■ Input ■

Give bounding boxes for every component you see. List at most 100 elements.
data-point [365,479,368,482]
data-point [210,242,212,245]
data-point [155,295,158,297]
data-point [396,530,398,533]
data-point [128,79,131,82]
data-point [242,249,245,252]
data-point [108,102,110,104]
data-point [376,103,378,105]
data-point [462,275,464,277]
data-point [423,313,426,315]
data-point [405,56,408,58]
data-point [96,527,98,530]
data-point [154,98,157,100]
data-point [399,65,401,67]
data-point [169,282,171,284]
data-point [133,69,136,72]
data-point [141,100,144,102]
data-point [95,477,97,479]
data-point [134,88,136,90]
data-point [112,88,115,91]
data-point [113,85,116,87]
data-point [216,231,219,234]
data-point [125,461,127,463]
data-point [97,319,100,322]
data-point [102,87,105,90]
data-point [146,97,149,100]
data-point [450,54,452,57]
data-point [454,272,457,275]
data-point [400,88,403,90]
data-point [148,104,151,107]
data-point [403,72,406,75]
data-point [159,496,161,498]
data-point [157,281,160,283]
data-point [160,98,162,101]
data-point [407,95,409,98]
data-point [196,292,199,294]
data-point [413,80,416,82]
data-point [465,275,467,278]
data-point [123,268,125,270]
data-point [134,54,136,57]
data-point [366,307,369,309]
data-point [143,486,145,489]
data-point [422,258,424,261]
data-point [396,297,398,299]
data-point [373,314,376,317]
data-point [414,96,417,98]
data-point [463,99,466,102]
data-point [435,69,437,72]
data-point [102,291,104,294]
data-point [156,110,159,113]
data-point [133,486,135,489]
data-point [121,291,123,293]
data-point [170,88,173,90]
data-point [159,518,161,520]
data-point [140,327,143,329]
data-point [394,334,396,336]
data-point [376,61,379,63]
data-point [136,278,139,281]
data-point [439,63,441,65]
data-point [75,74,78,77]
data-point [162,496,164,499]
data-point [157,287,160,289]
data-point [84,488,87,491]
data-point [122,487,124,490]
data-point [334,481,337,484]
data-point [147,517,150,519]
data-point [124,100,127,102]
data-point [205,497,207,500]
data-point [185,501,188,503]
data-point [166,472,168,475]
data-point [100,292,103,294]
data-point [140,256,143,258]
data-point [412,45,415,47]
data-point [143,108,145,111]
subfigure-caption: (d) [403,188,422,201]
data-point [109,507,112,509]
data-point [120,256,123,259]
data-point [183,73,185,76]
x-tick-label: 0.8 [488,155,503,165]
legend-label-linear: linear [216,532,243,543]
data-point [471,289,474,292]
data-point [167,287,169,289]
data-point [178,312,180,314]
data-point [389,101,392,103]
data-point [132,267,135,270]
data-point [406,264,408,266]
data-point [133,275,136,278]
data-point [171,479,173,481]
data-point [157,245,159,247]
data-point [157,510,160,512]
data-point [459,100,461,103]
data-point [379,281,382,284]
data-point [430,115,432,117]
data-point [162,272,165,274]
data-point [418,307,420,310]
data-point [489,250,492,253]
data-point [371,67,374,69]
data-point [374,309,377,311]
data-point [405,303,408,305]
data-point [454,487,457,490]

■ Written instruction ■
Select every line above that contains the string "label".

■ Task output ■
x-tick-label: 0.8 [488,155,503,165]
legend-label-linear: linear [216,532,243,543]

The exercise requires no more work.